• **TASK OBJECTIVE**
Quote the listing below in full and exactly as written, but omit every picture.
═══ DATA ENTRIES
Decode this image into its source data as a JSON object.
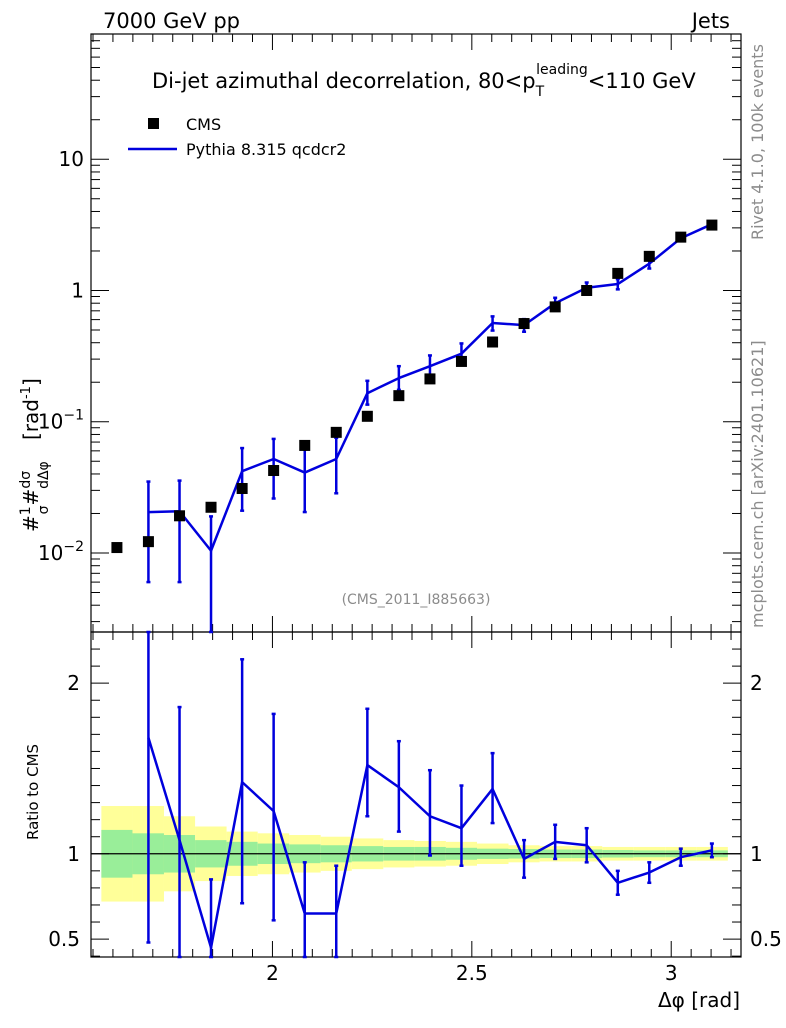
{
  "header": {
    "energy_label": "7000 GeV pp",
    "process_label": "Jets",
    "rivet_note": "Rivet 4.1.0,  100k events",
    "source_note": "mcplots.cern.ch [arXiv:2401.10621]",
    "analysis_tag": "(CMS_2011_I885663)"
  },
  "chart_data": {
    "type": "line",
    "title": "Di-jet azimuthal decorrelation, 80<p_T^leading<110 GeV",
    "title_pre": "Di-jet azimuthal decorrelation, 80<p",
    "title_sub": "T",
    "title_sup": "leading",
    "title_post": "<110 GeV",
    "xlabel": "Δφ [rad]",
    "ylabel": "#frac{1}{σ}#frac{dσ}{dΔφ} [rad⁻¹]",
    "ylabel_main": "[rad",
    "ylabel_exp": "-1",
    "ylabel_close": "]",
    "ratio_ylabel": "Ratio to CMS",
    "xlim": [
      1.545,
      3.175
    ],
    "ylim": [
      0.0025,
      90
    ],
    "yscale": "log",
    "ratio_ylim": [
      0.395,
      2.3
    ],
    "x_ticks": [
      {
        "value": 2.0,
        "label": "2"
      },
      {
        "value": 2.5,
        "label": "2.5"
      },
      {
        "value": 3.0,
        "label": "3"
      }
    ],
    "y_ticks": [
      {
        "value": 0.01,
        "label": "10",
        "exp": "−2"
      },
      {
        "value": 0.1,
        "label": "10",
        "exp": "−1"
      },
      {
        "value": 1,
        "label": "1",
        "exp": ""
      },
      {
        "value": 10,
        "label": "10",
        "exp": ""
      }
    ],
    "ratio_ticks": [
      {
        "value": 0.5,
        "label": "0.5"
      },
      {
        "value": 1,
        "label": "1"
      },
      {
        "value": 2,
        "label": "2"
      }
    ],
    "legend": [
      {
        "name": "CMS",
        "marker": "square",
        "color": "#000000"
      },
      {
        "name": "Pythia 8.315 qcdcr2",
        "marker": "line",
        "color": "#0000dd"
      }
    ],
    "bins": [
      {
        "lo": 1.571,
        "hi": 1.649
      },
      {
        "lo": 1.649,
        "hi": 1.728
      },
      {
        "lo": 1.728,
        "hi": 1.806
      },
      {
        "lo": 1.806,
        "hi": 1.885
      },
      {
        "lo": 1.885,
        "hi": 1.963
      },
      {
        "lo": 1.963,
        "hi": 2.042
      },
      {
        "lo": 2.042,
        "hi": 2.121
      },
      {
        "lo": 2.121,
        "hi": 2.199
      },
      {
        "lo": 2.199,
        "hi": 2.278
      },
      {
        "lo": 2.278,
        "hi": 2.356
      },
      {
        "lo": 2.356,
        "hi": 2.435
      },
      {
        "lo": 2.435,
        "hi": 2.513
      },
      {
        "lo": 2.513,
        "hi": 2.592
      },
      {
        "lo": 2.592,
        "hi": 2.67
      },
      {
        "lo": 2.67,
        "hi": 2.749
      },
      {
        "lo": 2.749,
        "hi": 2.827
      },
      {
        "lo": 2.827,
        "hi": 2.906
      },
      {
        "lo": 2.906,
        "hi": 2.985
      },
      {
        "lo": 2.985,
        "hi": 3.063
      },
      {
        "lo": 3.063,
        "hi": 3.142
      }
    ],
    "cms": {
      "x": [
        1.61,
        1.689,
        1.767,
        1.846,
        1.924,
        2.003,
        2.081,
        2.16,
        2.238,
        2.317,
        2.395,
        2.474,
        2.552,
        2.631,
        2.709,
        2.788,
        2.866,
        2.945,
        3.024,
        3.102
      ],
      "y": [
        0.011,
        0.0122,
        0.0192,
        0.0223,
        0.031,
        0.0425,
        0.066,
        0.083,
        0.11,
        0.158,
        0.212,
        0.288,
        0.405,
        0.56,
        0.75,
        1.0,
        1.35,
        1.82,
        2.55,
        3.15
      ]
    },
    "mc": {
      "x": [
        1.689,
        1.767,
        1.846,
        1.924,
        2.003,
        2.081,
        2.16,
        2.238,
        2.317,
        2.395,
        2.474,
        2.552,
        2.631,
        2.709,
        2.788,
        2.866,
        2.945,
        3.024,
        3.102
      ],
      "y": [
        0.0205,
        0.0208,
        0.0104,
        0.042,
        0.052,
        0.041,
        0.052,
        0.165,
        0.215,
        0.265,
        0.33,
        0.565,
        0.545,
        0.8,
        1.05,
        1.12,
        1.6,
        2.5,
        3.2
      ],
      "err_low": [
        0.0145,
        0.0148,
        0.0104,
        0.021,
        0.026,
        0.0205,
        0.0235,
        0.03,
        0.04,
        0.045,
        0.055,
        0.07,
        0.06,
        0.07,
        0.09,
        0.1,
        0.13,
        0.1,
        0.1
      ],
      "err_high": [
        0.0145,
        0.0148,
        0.0086,
        0.021,
        0.022,
        0.0205,
        0.0235,
        0.04,
        0.05,
        0.055,
        0.065,
        0.07,
        0.06,
        0.08,
        0.1,
        0.1,
        0.12,
        0.12,
        0.1
      ]
    },
    "ratio": {
      "x": [
        1.689,
        1.767,
        1.846,
        1.924,
        2.003,
        2.081,
        2.16,
        2.238,
        2.317,
        2.395,
        2.474,
        2.552,
        2.631,
        2.709,
        2.788,
        2.866,
        2.945,
        3.024,
        3.102
      ],
      "y": [
        1.68,
        1.08,
        0.45,
        1.42,
        1.25,
        0.65,
        0.65,
        1.52,
        1.39,
        1.22,
        1.15,
        1.38,
        0.97,
        1.07,
        1.05,
        0.83,
        0.89,
        0.98,
        1.02
      ],
      "err_low": [
        1.2,
        0.75,
        0.1,
        0.71,
        0.64,
        0.3,
        0.28,
        0.3,
        0.26,
        0.23,
        0.22,
        0.2,
        0.11,
        0.1,
        0.1,
        0.07,
        0.06,
        0.05,
        0.04
      ],
      "err_high": [
        0.85,
        0.78,
        0.4,
        0.72,
        0.57,
        0.3,
        0.28,
        0.33,
        0.27,
        0.27,
        0.25,
        0.21,
        0.11,
        0.1,
        0.1,
        0.07,
        0.06,
        0.05,
        0.04
      ]
    },
    "bands": {
      "color_outer": "#ffff99",
      "color_inner": "#99ee99",
      "outer_halfwidth": [
        0.28,
        0.28,
        0.22,
        0.16,
        0.13,
        0.12,
        0.11,
        0.1,
        0.09,
        0.08,
        0.075,
        0.07,
        0.06,
        0.05,
        0.045,
        0.045,
        0.04,
        0.04,
        0.04,
        0.04
      ],
      "inner_halfwidth": [
        0.14,
        0.12,
        0.11,
        0.08,
        0.07,
        0.06,
        0.055,
        0.05,
        0.045,
        0.04,
        0.04,
        0.035,
        0.03,
        0.028,
        0.025,
        0.025,
        0.022,
        0.02,
        0.02,
        0.02
      ]
    }
  }
}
══════
• **EXERCISE OUTPUT**
Decode this image into its source data as a JSON object.
{
  "header": {
    "energy_label": "7000 GeV pp",
    "process_label": "Jets",
    "rivet_note": "Rivet 4.1.0,  100k events",
    "source_note": "mcplots.cern.ch [arXiv:2401.10621]",
    "analysis_tag": "(CMS_2011_I885663)"
  },
  "chart_data": {
    "type": "line",
    "title": "Di-jet azimuthal decorrelation, 80<p_T^leading<110 GeV",
    "title_pre": "Di-jet azimuthal decorrelation, 80<p",
    "title_sub": "T",
    "title_sup": "leading",
    "title_post": "<110 GeV",
    "xlabel": "Δφ [rad]",
    "ylabel": "#frac{1}{σ}#frac{dσ}{dΔφ} [rad⁻¹]",
    "ylabel_main": "[rad",
    "ylabel_exp": "-1",
    "ylabel_close": "]",
    "ratio_ylabel": "Ratio to CMS",
    "xlim": [
      1.545,
      3.175
    ],
    "ylim": [
      0.0025,
      90
    ],
    "yscale": "log",
    "ratio_ylim": [
      0.395,
      2.3
    ],
    "x_ticks": [
      {
        "value": 2.0,
        "label": "2"
      },
      {
        "value": 2.5,
        "label": "2.5"
      },
      {
        "value": 3.0,
        "label": "3"
      }
    ],
    "y_ticks": [
      {
        "value": 0.01,
        "label": "10",
        "exp": "−2"
      },
      {
        "value": 0.1,
        "label": "10",
        "exp": "−1"
      },
      {
        "value": 1,
        "label": "1",
        "exp": ""
      },
      {
        "value": 10,
        "label": "10",
        "exp": ""
      }
    ],
    "ratio_ticks": [
      {
        "value": 0.5,
        "label": "0.5"
      },
      {
        "value": 1,
        "label": "1"
      },
      {
        "value": 2,
        "label": "2"
      }
    ],
    "legend": [
      {
        "name": "CMS",
        "marker": "square",
        "color": "#000000"
      },
      {
        "name": "Pythia 8.315 qcdcr2",
        "marker": "line",
        "color": "#0000dd"
      }
    ],
    "bins": [
      {
        "lo": 1.571,
        "hi": 1.649
      },
      {
        "lo": 1.649,
        "hi": 1.728
      },
      {
        "lo": 1.728,
        "hi": 1.806
      },
      {
        "lo": 1.806,
        "hi": 1.885
      },
      {
        "lo": 1.885,
        "hi": 1.963
      },
      {
        "lo": 1.963,
        "hi": 2.042
      },
      {
        "lo": 2.042,
        "hi": 2.121
      },
      {
        "lo": 2.121,
        "hi": 2.199
      },
      {
        "lo": 2.199,
        "hi": 2.278
      },
      {
        "lo": 2.278,
        "hi": 2.356
      },
      {
        "lo": 2.356,
        "hi": 2.435
      },
      {
        "lo": 2.435,
        "hi": 2.513
      },
      {
        "lo": 2.513,
        "hi": 2.592
      },
      {
        "lo": 2.592,
        "hi": 2.67
      },
      {
        "lo": 2.67,
        "hi": 2.749
      },
      {
        "lo": 2.749,
        "hi": 2.827
      },
      {
        "lo": 2.827,
        "hi": 2.906
      },
      {
        "lo": 2.906,
        "hi": 2.985
      },
      {
        "lo": 2.985,
        "hi": 3.063
      },
      {
        "lo": 3.063,
        "hi": 3.142
      }
    ],
    "cms": {
      "x": [
        1.61,
        1.689,
        1.767,
        1.846,
        1.924,
        2.003,
        2.081,
        2.16,
        2.238,
        2.317,
        2.395,
        2.474,
        2.552,
        2.631,
        2.709,
        2.788,
        2.866,
        2.945,
        3.024,
        3.102
      ],
      "y": [
        0.011,
        0.0122,
        0.0192,
        0.0223,
        0.031,
        0.0425,
        0.066,
        0.083,
        0.11,
        0.158,
        0.212,
        0.288,
        0.405,
        0.56,
        0.75,
        1.0,
        1.35,
        1.82,
        2.55,
        3.15
      ]
    },
    "mc": {
      "x": [
        1.689,
        1.767,
        1.846,
        1.924,
        2.003,
        2.081,
        2.16,
        2.238,
        2.317,
        2.395,
        2.474,
        2.552,
        2.631,
        2.709,
        2.788,
        2.866,
        2.945,
        3.024,
        3.102
      ],
      "y": [
        0.0205,
        0.0208,
        0.0104,
        0.042,
        0.052,
        0.041,
        0.052,
        0.165,
        0.215,
        0.265,
        0.33,
        0.565,
        0.545,
        0.8,
        1.05,
        1.12,
        1.6,
        2.5,
        3.2
      ],
      "err_low": [
        0.0145,
        0.0148,
        0.0104,
        0.021,
        0.026,
        0.0205,
        0.0235,
        0.03,
        0.04,
        0.045,
        0.055,
        0.07,
        0.06,
        0.07,
        0.09,
        0.1,
        0.13,
        0.1,
        0.1
      ],
      "err_high": [
        0.0145,
        0.0148,
        0.0086,
        0.021,
        0.022,
        0.0205,
        0.0235,
        0.04,
        0.05,
        0.055,
        0.065,
        0.07,
        0.06,
        0.08,
        0.1,
        0.1,
        0.12,
        0.12,
        0.1
      ]
    },
    "ratio": {
      "x": [
        1.689,
        1.767,
        1.846,
        1.924,
        2.003,
        2.081,
        2.16,
        2.238,
        2.317,
        2.395,
        2.474,
        2.552,
        2.631,
        2.709,
        2.788,
        2.866,
        2.945,
        3.024,
        3.102
      ],
      "y": [
        1.68,
        1.08,
        0.45,
        1.42,
        1.25,
        0.65,
        0.65,
        1.52,
        1.39,
        1.22,
        1.15,
        1.38,
        0.97,
        1.07,
        1.05,
        0.83,
        0.89,
        0.98,
        1.02
      ],
      "err_low": [
        1.2,
        0.75,
        0.1,
        0.71,
        0.64,
        0.3,
        0.28,
        0.3,
        0.26,
        0.23,
        0.22,
        0.2,
        0.11,
        0.1,
        0.1,
        0.07,
        0.06,
        0.05,
        0.04
      ],
      "err_high": [
        0.85,
        0.78,
        0.4,
        0.72,
        0.57,
        0.3,
        0.28,
        0.33,
        0.27,
        0.27,
        0.25,
        0.21,
        0.11,
        0.1,
        0.1,
        0.07,
        0.06,
        0.05,
        0.04
      ]
    },
    "bands": {
      "color_outer": "#ffff99",
      "color_inner": "#99ee99",
      "outer_halfwidth": [
        0.28,
        0.28,
        0.22,
        0.16,
        0.13,
        0.12,
        0.11,
        0.1,
        0.09,
        0.08,
        0.075,
        0.07,
        0.06,
        0.05,
        0.045,
        0.045,
        0.04,
        0.04,
        0.04,
        0.04
      ],
      "inner_halfwidth": [
        0.14,
        0.12,
        0.11,
        0.08,
        0.07,
        0.06,
        0.055,
        0.05,
        0.045,
        0.04,
        0.04,
        0.035,
        0.03,
        0.028,
        0.025,
        0.025,
        0.022,
        0.02,
        0.02,
        0.02
      ]
    }
  }
}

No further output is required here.